Output each line exactly as it appears, skipping any embedded picture.

SOURCE RECORDS –
<<<<
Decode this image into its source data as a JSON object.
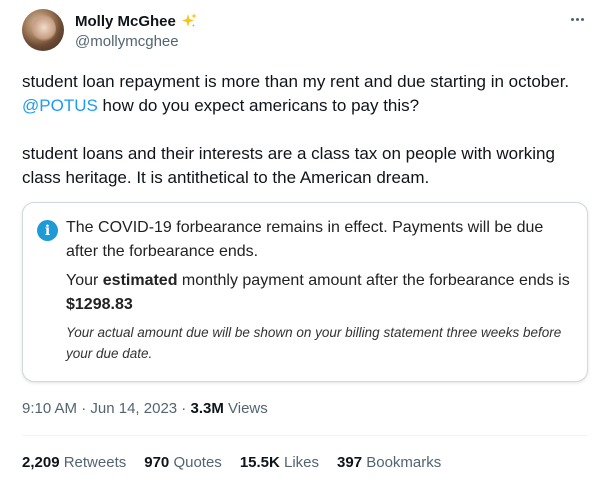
{
  "author": {
    "display_name": "Molly McGhee",
    "handle": "@mollymcghee",
    "badge_icon": "sparkles-icon"
  },
  "tweet": {
    "para1_a": "student loan repayment is more than my rent and due starting in october. ",
    "mention": "@POTUS",
    "para1_b": " how do you expect americans to pay this?",
    "para2": "student loans and their interests are a class tax on people with working class heritage. It is antithetical to the American dream."
  },
  "card": {
    "notice": "The COVID-19 forbearance remains in effect. Payments will be due after the forbearance ends.",
    "payment_prefix": "Your ",
    "payment_bold": "estimated",
    "payment_middle": " monthly payment amount after the forbearance ends is ",
    "payment_amount": "$1298.83",
    "fineprint": "Your actual amount due will be shown on your billing statement three weeks before your due date."
  },
  "meta": {
    "time": "9:10 AM",
    "separator": " · ",
    "date": "Jun 14, 2023",
    "views_count": "3.3M",
    "views_label": " Views"
  },
  "stats": {
    "retweets_count": "2,209",
    "retweets_label": " Retweets",
    "quotes_count": "970",
    "quotes_label": " Quotes",
    "likes_count": "15.5K",
    "likes_label": " Likes",
    "bookmarks_count": "397",
    "bookmarks_label": " Bookmarks"
  },
  "colors": {
    "link": "#1d9bf0",
    "info_icon": "#1e9bd6",
    "secondary_text": "#536471",
    "sparkle": "#f5c518"
  }
}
>>>>
EXPECTED ANSWER –
Decode this image into its source data as a JSON object.
{
  "author": {
    "display_name": "Molly McGhee",
    "handle": "@mollymcghee",
    "badge_icon": "sparkles-icon"
  },
  "tweet": {
    "para1_a": "student loan repayment is more than my rent and due starting in october. ",
    "mention": "@POTUS",
    "para1_b": " how do you expect americans to pay this?",
    "para2": "student loans and their interests are a class tax on people with working class heritage. It is antithetical to the American dream."
  },
  "card": {
    "notice": "The COVID-19 forbearance remains in effect. Payments will be due after the forbearance ends.",
    "payment_prefix": "Your ",
    "payment_bold": "estimated",
    "payment_middle": " monthly payment amount after the forbearance ends is ",
    "payment_amount": "$1298.83",
    "fineprint": "Your actual amount due will be shown on your billing statement three weeks before your due date."
  },
  "meta": {
    "time": "9:10 AM",
    "separator": " · ",
    "date": "Jun 14, 2023",
    "views_count": "3.3M",
    "views_label": " Views"
  },
  "stats": {
    "retweets_count": "2,209",
    "retweets_label": " Retweets",
    "quotes_count": "970",
    "quotes_label": " Quotes",
    "likes_count": "15.5K",
    "likes_label": " Likes",
    "bookmarks_count": "397",
    "bookmarks_label": " Bookmarks"
  },
  "colors": {
    "link": "#1d9bf0",
    "info_icon": "#1e9bd6",
    "secondary_text": "#536471",
    "sparkle": "#f5c518"
  }
}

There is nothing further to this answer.